◆ **Problem description**:
From the listing below, copy every line with the word "Total".

◆ **Data**:
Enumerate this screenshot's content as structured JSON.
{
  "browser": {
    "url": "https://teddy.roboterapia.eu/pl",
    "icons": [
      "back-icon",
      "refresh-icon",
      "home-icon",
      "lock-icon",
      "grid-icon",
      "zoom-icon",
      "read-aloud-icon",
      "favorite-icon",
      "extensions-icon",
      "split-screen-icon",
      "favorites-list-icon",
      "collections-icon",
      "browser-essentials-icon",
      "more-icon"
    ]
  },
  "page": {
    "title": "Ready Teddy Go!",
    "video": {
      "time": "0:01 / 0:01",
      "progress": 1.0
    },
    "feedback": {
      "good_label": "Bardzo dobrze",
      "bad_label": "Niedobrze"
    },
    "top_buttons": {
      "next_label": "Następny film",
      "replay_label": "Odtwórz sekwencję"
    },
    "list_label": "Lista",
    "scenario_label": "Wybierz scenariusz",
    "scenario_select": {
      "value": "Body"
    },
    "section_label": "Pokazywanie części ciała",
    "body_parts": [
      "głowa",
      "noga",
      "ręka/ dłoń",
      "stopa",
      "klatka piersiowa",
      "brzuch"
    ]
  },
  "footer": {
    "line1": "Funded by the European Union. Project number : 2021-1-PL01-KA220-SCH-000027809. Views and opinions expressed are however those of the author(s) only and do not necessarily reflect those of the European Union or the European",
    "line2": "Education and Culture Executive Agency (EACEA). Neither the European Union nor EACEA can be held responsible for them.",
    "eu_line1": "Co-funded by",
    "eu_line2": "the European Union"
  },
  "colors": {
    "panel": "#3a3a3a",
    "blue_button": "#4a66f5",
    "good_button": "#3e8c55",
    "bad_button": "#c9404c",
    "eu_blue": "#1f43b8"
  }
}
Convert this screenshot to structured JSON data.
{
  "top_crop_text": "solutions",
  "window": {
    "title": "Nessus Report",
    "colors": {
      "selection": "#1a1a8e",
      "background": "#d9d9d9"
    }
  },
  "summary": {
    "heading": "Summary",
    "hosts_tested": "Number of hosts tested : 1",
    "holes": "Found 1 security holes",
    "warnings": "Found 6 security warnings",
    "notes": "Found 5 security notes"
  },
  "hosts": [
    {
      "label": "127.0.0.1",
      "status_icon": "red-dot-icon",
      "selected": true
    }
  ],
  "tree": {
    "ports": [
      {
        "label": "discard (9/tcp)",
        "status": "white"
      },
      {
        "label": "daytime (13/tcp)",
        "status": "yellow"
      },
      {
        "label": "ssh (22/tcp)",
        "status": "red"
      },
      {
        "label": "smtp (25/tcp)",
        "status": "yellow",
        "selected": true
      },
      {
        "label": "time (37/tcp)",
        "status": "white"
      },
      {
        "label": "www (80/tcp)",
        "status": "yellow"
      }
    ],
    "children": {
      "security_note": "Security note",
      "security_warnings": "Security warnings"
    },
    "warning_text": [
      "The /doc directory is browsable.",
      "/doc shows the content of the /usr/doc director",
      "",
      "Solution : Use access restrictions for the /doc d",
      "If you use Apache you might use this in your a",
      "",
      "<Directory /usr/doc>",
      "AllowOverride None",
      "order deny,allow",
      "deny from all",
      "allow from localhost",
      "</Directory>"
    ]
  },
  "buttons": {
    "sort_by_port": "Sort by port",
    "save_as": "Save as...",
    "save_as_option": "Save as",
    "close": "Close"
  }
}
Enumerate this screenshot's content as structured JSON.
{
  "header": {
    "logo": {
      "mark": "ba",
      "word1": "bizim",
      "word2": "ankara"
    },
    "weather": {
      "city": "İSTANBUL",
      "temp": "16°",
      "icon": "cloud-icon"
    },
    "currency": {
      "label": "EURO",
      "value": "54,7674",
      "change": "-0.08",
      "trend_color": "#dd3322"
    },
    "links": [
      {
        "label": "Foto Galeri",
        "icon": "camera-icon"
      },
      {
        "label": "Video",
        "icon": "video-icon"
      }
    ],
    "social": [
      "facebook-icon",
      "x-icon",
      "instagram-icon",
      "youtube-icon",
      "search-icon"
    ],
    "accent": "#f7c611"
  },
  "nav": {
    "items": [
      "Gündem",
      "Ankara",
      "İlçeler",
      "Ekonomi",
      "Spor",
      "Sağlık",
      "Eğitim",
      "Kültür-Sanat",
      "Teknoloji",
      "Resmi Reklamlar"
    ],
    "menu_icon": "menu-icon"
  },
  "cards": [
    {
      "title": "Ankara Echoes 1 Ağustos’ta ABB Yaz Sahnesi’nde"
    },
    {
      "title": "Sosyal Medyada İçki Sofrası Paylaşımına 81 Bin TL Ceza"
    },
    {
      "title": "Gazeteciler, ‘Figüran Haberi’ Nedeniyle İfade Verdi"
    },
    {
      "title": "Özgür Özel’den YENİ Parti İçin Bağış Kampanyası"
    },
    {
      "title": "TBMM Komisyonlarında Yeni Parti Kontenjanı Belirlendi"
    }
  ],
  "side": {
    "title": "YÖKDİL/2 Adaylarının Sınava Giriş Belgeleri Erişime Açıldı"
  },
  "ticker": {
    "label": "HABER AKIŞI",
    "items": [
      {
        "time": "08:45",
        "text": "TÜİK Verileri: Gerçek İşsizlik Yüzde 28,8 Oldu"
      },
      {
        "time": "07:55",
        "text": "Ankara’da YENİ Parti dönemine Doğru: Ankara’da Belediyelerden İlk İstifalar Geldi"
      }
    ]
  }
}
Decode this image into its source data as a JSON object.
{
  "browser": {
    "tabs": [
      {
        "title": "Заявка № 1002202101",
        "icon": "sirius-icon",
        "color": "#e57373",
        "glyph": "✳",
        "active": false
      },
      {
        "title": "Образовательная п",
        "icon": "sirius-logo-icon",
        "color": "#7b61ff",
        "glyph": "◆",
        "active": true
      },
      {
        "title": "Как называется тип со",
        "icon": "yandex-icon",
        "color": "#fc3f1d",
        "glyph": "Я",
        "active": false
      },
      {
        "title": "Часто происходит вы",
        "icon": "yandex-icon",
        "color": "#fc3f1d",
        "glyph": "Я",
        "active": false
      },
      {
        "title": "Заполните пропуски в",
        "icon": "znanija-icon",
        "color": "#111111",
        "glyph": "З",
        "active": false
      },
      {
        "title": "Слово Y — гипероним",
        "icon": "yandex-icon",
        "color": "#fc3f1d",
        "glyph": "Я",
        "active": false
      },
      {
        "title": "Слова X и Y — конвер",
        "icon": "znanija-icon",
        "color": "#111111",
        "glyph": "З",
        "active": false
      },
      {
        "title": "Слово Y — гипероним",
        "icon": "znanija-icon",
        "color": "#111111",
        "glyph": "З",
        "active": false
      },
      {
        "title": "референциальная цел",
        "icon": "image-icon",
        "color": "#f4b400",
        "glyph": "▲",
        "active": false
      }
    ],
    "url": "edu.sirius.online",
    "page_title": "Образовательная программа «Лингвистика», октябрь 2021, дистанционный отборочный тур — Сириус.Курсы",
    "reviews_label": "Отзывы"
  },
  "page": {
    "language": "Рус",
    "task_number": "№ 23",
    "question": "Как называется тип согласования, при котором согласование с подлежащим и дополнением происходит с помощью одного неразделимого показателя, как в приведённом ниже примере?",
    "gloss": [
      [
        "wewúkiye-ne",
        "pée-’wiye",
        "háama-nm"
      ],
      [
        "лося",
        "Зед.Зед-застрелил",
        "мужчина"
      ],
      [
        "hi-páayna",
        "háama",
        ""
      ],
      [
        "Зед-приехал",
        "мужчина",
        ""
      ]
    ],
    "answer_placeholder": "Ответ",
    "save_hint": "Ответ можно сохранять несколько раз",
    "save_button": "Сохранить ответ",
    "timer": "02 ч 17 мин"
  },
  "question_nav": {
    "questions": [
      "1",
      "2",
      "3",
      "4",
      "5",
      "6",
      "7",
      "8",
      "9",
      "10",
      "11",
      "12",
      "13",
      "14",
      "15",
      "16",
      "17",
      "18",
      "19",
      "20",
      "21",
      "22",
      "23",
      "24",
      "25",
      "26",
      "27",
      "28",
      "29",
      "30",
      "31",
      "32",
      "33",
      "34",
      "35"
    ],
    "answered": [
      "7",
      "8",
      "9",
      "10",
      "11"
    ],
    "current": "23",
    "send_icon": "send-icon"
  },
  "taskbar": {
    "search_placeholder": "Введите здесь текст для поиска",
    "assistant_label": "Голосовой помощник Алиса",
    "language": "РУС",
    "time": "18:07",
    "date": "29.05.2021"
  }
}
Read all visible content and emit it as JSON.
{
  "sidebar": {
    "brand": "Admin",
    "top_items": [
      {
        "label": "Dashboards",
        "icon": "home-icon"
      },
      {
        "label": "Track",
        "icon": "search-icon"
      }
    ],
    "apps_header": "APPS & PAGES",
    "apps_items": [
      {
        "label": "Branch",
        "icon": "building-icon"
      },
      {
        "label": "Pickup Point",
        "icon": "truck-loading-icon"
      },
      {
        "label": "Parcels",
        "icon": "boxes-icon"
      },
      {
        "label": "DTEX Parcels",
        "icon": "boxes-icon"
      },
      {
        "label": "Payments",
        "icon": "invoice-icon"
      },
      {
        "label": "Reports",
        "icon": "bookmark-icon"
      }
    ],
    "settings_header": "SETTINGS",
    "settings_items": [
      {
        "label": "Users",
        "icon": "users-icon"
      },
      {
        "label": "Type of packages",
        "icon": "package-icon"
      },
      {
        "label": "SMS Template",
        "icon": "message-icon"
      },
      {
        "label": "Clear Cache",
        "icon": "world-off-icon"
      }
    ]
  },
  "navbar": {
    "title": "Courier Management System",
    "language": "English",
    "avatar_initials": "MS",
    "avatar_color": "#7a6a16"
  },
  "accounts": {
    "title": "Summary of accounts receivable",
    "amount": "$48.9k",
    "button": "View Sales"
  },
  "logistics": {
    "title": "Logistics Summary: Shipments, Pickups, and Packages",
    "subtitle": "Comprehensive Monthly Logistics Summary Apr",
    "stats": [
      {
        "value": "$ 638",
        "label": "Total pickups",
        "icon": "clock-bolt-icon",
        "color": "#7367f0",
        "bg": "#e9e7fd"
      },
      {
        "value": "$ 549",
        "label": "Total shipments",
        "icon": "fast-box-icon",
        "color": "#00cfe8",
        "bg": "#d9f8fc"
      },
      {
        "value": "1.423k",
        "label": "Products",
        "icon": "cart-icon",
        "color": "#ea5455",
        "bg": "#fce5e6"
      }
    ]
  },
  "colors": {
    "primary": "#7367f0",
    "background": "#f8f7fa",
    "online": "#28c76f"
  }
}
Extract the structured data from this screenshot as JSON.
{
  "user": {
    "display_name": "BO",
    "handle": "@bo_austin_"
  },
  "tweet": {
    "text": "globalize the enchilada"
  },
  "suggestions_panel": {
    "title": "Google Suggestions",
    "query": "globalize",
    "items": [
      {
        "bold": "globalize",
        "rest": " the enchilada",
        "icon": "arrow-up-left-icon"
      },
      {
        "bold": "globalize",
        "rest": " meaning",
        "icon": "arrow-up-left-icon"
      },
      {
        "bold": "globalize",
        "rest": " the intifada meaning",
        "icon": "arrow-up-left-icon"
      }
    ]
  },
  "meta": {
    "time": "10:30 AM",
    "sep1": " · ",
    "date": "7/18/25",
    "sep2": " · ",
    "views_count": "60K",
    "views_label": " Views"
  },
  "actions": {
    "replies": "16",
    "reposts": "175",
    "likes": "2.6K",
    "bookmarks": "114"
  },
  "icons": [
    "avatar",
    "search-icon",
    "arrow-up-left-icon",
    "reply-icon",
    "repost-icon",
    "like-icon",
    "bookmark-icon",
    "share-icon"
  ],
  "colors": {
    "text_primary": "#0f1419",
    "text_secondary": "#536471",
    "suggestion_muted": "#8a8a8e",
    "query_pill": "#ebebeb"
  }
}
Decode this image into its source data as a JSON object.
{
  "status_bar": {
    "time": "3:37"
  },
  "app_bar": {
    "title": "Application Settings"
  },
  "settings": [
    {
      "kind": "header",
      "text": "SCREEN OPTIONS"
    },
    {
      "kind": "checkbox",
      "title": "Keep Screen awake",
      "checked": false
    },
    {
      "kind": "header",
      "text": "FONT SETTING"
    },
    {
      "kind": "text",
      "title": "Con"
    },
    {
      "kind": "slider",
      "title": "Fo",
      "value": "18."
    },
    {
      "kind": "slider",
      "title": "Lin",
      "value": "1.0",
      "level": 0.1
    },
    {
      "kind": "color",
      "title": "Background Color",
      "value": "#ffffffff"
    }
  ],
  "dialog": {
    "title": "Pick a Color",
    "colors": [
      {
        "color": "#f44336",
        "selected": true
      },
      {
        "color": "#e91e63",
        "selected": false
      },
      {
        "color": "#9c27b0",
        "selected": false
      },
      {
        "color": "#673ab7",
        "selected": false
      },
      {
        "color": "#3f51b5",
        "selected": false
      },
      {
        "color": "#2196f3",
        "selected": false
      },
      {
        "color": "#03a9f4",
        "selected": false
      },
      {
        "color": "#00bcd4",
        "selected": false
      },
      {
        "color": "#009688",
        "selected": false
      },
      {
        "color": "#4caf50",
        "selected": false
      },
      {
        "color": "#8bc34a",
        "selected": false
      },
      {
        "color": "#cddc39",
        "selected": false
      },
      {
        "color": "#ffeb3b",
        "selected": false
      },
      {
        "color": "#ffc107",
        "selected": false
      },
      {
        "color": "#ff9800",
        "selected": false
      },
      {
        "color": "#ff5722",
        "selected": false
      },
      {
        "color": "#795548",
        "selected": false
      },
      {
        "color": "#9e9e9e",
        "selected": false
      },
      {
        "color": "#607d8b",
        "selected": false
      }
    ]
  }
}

◆ **Exercise solution**:
        "label": "Total pickups",
        "label": "Total shipments",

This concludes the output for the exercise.